#### Material

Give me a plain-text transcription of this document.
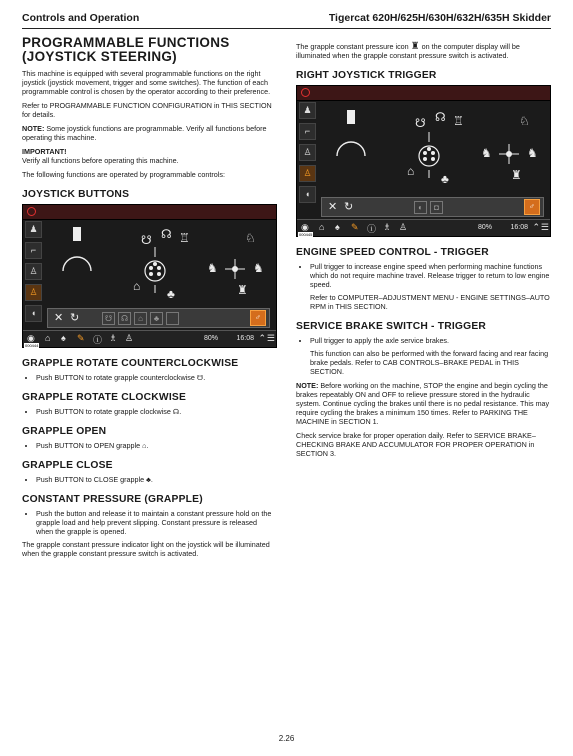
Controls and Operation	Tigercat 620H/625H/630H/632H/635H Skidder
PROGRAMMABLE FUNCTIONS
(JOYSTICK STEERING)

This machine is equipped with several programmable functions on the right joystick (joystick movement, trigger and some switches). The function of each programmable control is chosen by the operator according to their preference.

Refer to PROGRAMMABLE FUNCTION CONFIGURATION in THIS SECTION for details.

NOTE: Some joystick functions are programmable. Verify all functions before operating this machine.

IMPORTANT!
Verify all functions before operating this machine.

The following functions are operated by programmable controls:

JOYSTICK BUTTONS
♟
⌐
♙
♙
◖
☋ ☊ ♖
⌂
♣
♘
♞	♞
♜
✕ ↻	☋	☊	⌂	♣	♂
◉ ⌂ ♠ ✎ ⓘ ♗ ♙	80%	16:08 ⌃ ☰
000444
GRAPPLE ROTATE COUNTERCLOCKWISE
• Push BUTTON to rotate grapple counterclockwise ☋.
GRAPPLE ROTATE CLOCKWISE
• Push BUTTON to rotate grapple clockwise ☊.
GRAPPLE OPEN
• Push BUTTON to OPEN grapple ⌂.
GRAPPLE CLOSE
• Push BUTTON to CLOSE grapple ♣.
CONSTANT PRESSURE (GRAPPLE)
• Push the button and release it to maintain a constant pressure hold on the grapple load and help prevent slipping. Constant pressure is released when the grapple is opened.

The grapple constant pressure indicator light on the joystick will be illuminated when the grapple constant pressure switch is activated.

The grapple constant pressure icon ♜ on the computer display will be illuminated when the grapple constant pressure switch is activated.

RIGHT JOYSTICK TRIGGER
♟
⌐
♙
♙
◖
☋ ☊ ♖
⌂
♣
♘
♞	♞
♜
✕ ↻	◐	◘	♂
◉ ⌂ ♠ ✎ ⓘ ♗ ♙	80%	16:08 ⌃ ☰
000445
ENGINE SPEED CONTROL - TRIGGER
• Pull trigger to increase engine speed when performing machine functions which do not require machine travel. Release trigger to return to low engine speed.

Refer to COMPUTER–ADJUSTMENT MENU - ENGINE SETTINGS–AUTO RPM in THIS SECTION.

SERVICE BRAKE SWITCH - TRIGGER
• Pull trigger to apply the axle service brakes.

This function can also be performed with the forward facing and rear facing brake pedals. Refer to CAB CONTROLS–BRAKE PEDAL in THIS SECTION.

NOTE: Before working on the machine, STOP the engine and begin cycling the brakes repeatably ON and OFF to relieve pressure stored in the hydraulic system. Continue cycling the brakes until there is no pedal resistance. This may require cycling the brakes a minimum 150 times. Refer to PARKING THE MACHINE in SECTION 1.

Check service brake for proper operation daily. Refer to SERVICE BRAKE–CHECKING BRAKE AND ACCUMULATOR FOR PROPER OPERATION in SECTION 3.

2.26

########

* [What is asked]:
Extract all the data above exactly, excluding every picture.

* [Exercise response]:
Give me a plain-text transcription of this document.
Controls and Operation	Tigercat 620H/625H/630H/632H/635H Skidder
PROGRAMMABLE FUNCTIONS
(JOYSTICK STEERING)

This machine is equipped with several programmable functions on the right joystick (joystick movement, trigger and some switches). The function of each programmable control is chosen by the operator according to their preference.

Refer to PROGRAMMABLE FUNCTION CONFIGURATION in THIS SECTION for details.

NOTE: Some joystick functions are programmable. Verify all functions before operating this machine.

IMPORTANT!
Verify all functions before operating this machine.

The following functions are operated by programmable controls:

JOYSTICK BUTTONS
♟
⌐
♙
♙
◖
☋ ☊ ♖
⌂
♣
♘
♞	♞
♜
✕ ↻	☋	☊	⌂	♣	♂
◉ ⌂ ♠ ✎ ⓘ ♗ ♙	80%	16:08 ⌃ ☰
000444
GRAPPLE ROTATE COUNTERCLOCKWISE
• Push BUTTON to rotate grapple counterclockwise ☋.
GRAPPLE ROTATE CLOCKWISE
• Push BUTTON to rotate grapple clockwise ☊.
GRAPPLE OPEN
• Push BUTTON to OPEN grapple ⌂.
GRAPPLE CLOSE
• Push BUTTON to CLOSE grapple ♣.
CONSTANT PRESSURE (GRAPPLE)
• Push the button and release it to maintain a constant pressure hold on the grapple load and help prevent slipping. Constant pressure is released when the grapple is opened.

The grapple constant pressure indicator light on the joystick will be illuminated when the grapple constant pressure switch is activated.

The grapple constant pressure icon ♜ on the computer display will be illuminated when the grapple constant pressure switch is activated.

RIGHT JOYSTICK TRIGGER
♟
⌐
♙
♙
◖
☋ ☊ ♖
⌂
♣
♘
♞	♞
♜
✕ ↻	◐	◘	♂
◉ ⌂ ♠ ✎ ⓘ ♗ ♙	80%	16:08 ⌃ ☰
000445
ENGINE SPEED CONTROL - TRIGGER
• Pull trigger to increase engine speed when performing machine functions which do not require machine travel. Release trigger to return to low engine speed.

Refer to COMPUTER–ADJUSTMENT MENU - ENGINE SETTINGS–AUTO RPM in THIS SECTION.

SERVICE BRAKE SWITCH - TRIGGER
• Pull trigger to apply the axle service brakes.

This function can also be performed with the forward facing and rear facing brake pedals. Refer to CAB CONTROLS–BRAKE PEDAL in THIS SECTION.

NOTE: Before working on the machine, STOP the engine and begin cycling the brakes repeatably ON and OFF to relieve pressure stored in the hydraulic system. Continue cycling the brakes until there is no pedal resistance. This may require cycling the brakes a minimum 150 times. Refer to PARKING THE MACHINE in SECTION 1.

Check service brake for proper operation daily. Refer to SERVICE BRAKE–CHECKING BRAKE AND ACCUMULATOR FOR PROPER OPERATION in SECTION 3.

2.26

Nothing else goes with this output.